Exercise task ▸ Reproduce each of the rows below word for word, leaving out the pictures.

(begin)

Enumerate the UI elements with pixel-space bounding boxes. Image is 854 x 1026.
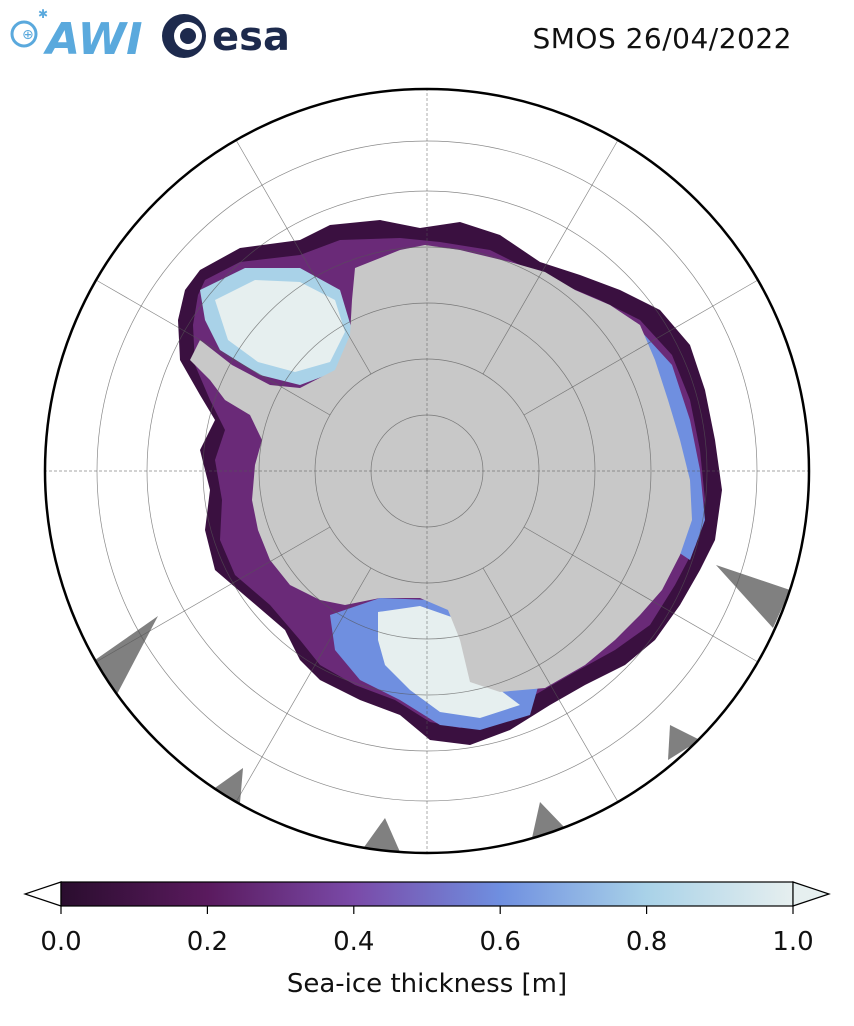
map-title: SMOS 26/04/2022: [532, 22, 792, 55]
colorbar: 0.0 0.2 0.4 0.6 0.8 1.0 Sea-ice thickness [m]: [23, 881, 831, 999]
colorbar-extend-low: [23, 881, 62, 907]
colorbar-extend-high: [792, 881, 831, 907]
nodata-wedge: [362, 818, 400, 852]
colorbar-tick-label: 0.0: [40, 927, 81, 957]
sea-ice-ross-core: [378, 606, 520, 718]
nodata-wedge: [668, 725, 700, 760]
nodata-wedge: [95, 616, 158, 698]
colorbar-label: Sea-ice thickness [m]: [287, 969, 567, 999]
svg-text:✱: ✱: [38, 7, 48, 21]
header: ⊕ ✱ AWI esa SMOS 26/04/2022: [0, 0, 854, 80]
colorbar-tick-label: 0.4: [333, 927, 374, 957]
esa-logo: esa: [162, 14, 290, 60]
meridians: [45, 89, 809, 853]
antarctica-land: [190, 245, 692, 692]
polar-map: [43, 87, 811, 855]
colorbar-tick-label: 0.6: [480, 927, 521, 957]
map-boundary: [43, 87, 811, 855]
awi-logo: ⊕ ✱ AWI: [10, 7, 143, 62]
nodata-wedge: [212, 768, 243, 803]
colorbar-ticks: 0.0 0.2 0.4 0.6 0.8 1.0: [40, 906, 814, 957]
colorbar-tick-label: 0.2: [187, 927, 228, 957]
colorbar-tick-label: 1.0: [772, 927, 813, 957]
svg-text:⊕: ⊕: [22, 27, 34, 43]
colorbar-gradient: [60, 881, 794, 907]
colorbar-tick-label: 0.8: [626, 927, 667, 957]
nodata-wedge: [716, 565, 790, 628]
sea-ice-weddell-core: [215, 280, 345, 372]
esa-logo-text: esa: [212, 14, 290, 60]
awi-logo-text: AWI: [43, 14, 143, 62]
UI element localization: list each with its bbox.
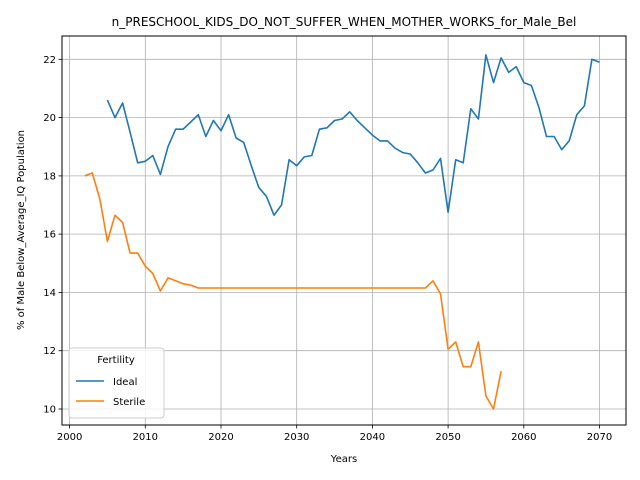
plot-lines (84, 54, 600, 410)
x-tick-label: 2040 (360, 432, 385, 443)
y-tick-label: 10 (43, 405, 56, 416)
y-tick-label: 12 (43, 346, 56, 357)
x-tick-label: 2060 (511, 432, 536, 443)
x-axis-ticks: 2000 2010 2020 2030 2040 2050 2060 2070 (57, 425, 612, 443)
legend-label-ideal: Ideal (113, 377, 137, 388)
y-tick-label: 14 (43, 288, 56, 299)
x-tick-label: 2020 (208, 432, 233, 443)
chart-title: n_PRESCHOOL_KIDS_DO_NOT_SUFFER_WHEN_MOTH… (112, 15, 577, 29)
plot-frame (61, 35, 627, 426)
legend-label-sterile: Sterile (113, 397, 145, 408)
y-tick-label: 16 (43, 230, 56, 241)
y-tick-label: 22 (43, 55, 56, 66)
x-tick-label: 2070 (587, 432, 612, 443)
x-tick-label: 2010 (133, 432, 158, 443)
y-axis-ticks: 10 12 14 16 18 20 22 (43, 55, 62, 416)
legend-title: Fertility (97, 355, 135, 366)
y-tick-label: 18 (43, 171, 56, 182)
y-tick-label: 20 (43, 113, 56, 124)
series-line-sterile (84, 172, 502, 410)
legend: Fertility Ideal Sterile (68, 347, 165, 419)
x-tick-label: 2030 (284, 432, 309, 443)
y-axis-label: % of Male Below_Average_IQ Population (16, 130, 27, 330)
x-tick-label: 2000 (57, 432, 82, 443)
x-tick-label: 2050 (435, 432, 460, 443)
series-line-ideal (106, 54, 600, 216)
x-axis-label: Years (330, 454, 357, 465)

(end)

Answer to this task ▸
Enumerate the UI elements with pixel-space bounding boxes. Image is 854 x 1026.
map-title: SMOS 26/04/2022: [532, 22, 792, 55]
colorbar: 0.0 0.2 0.4 0.6 0.8 1.0 Sea-ice thickness [m]: [23, 881, 831, 999]
colorbar-extend-low: [23, 881, 62, 907]
colorbar-extend-high: [792, 881, 831, 907]
nodata-wedge: [362, 818, 400, 852]
colorbar-tick-label: 0.0: [40, 927, 81, 957]
sea-ice-ross-core: [378, 606, 520, 718]
nodata-wedge: [668, 725, 700, 760]
nodata-wedge: [95, 616, 158, 698]
colorbar-label: Sea-ice thickness [m]: [287, 969, 567, 999]
svg-text:✱: ✱: [38, 7, 48, 21]
header: ⊕ ✱ AWI esa SMOS 26/04/2022: [0, 0, 854, 80]
colorbar-tick-label: 0.4: [333, 927, 374, 957]
esa-logo: esa: [162, 14, 290, 60]
meridians: [45, 89, 809, 853]
antarctica-land: [190, 245, 692, 692]
polar-map: [43, 87, 811, 855]
colorbar-tick-label: 0.6: [480, 927, 521, 957]
map-boundary: [43, 87, 811, 855]
awi-logo: ⊕ ✱ AWI: [10, 7, 143, 62]
nodata-wedge: [212, 768, 243, 803]
colorbar-ticks: 0.0 0.2 0.4 0.6 0.8 1.0: [40, 906, 814, 957]
colorbar-tick-label: 0.2: [187, 927, 228, 957]
colorbar-tick-label: 1.0: [772, 927, 813, 957]
svg-text:⊕: ⊕: [22, 27, 34, 43]
colorbar-gradient: [60, 881, 794, 907]
colorbar-tick-label: 0.8: [626, 927, 667, 957]
nodata-wedge: [716, 565, 790, 628]
sea-ice-weddell-core: [215, 280, 345, 372]
esa-logo-text: esa: [212, 14, 290, 60]
awi-logo-text: AWI: [43, 14, 143, 62]
UI element localization: list each with its bbox.
plot-lines (84, 54, 600, 410)
x-tick-label: 2040 (360, 432, 385, 443)
y-tick-label: 10 (43, 405, 56, 416)
y-tick-label: 12 (43, 346, 56, 357)
x-tick-label: 2060 (511, 432, 536, 443)
x-axis-ticks: 2000 2010 2020 2030 2040 2050 2060 2070 (57, 425, 612, 443)
legend-label-ideal: Ideal (113, 377, 137, 388)
y-tick-label: 14 (43, 288, 56, 299)
x-tick-label: 2020 (208, 432, 233, 443)
chart-title: n_PRESCHOOL_KIDS_DO_NOT_SUFFER_WHEN_MOTH… (112, 15, 577, 29)
plot-frame (61, 35, 627, 426)
legend-label-sterile: Sterile (113, 397, 145, 408)
y-tick-label: 16 (43, 230, 56, 241)
y-tick-label: 22 (43, 55, 56, 66)
x-tick-label: 2070 (587, 432, 612, 443)
x-tick-label: 2010 (133, 432, 158, 443)
y-axis-ticks: 10 12 14 16 18 20 22 (43, 55, 62, 416)
legend-title: Fertility (97, 355, 135, 366)
y-tick-label: 18 (43, 171, 56, 182)
y-tick-label: 20 (43, 113, 56, 124)
series-line-sterile (84, 172, 502, 410)
legend: Fertility Ideal Sterile (68, 347, 165, 419)
x-tick-label: 2030 (284, 432, 309, 443)
y-axis-label: % of Male Below_Average_IQ Population (16, 130, 27, 330)
x-tick-label: 2000 (57, 432, 82, 443)
x-tick-label: 2050 (435, 432, 460, 443)
series-line-ideal (106, 54, 600, 216)
x-axis-label: Years (330, 454, 357, 465)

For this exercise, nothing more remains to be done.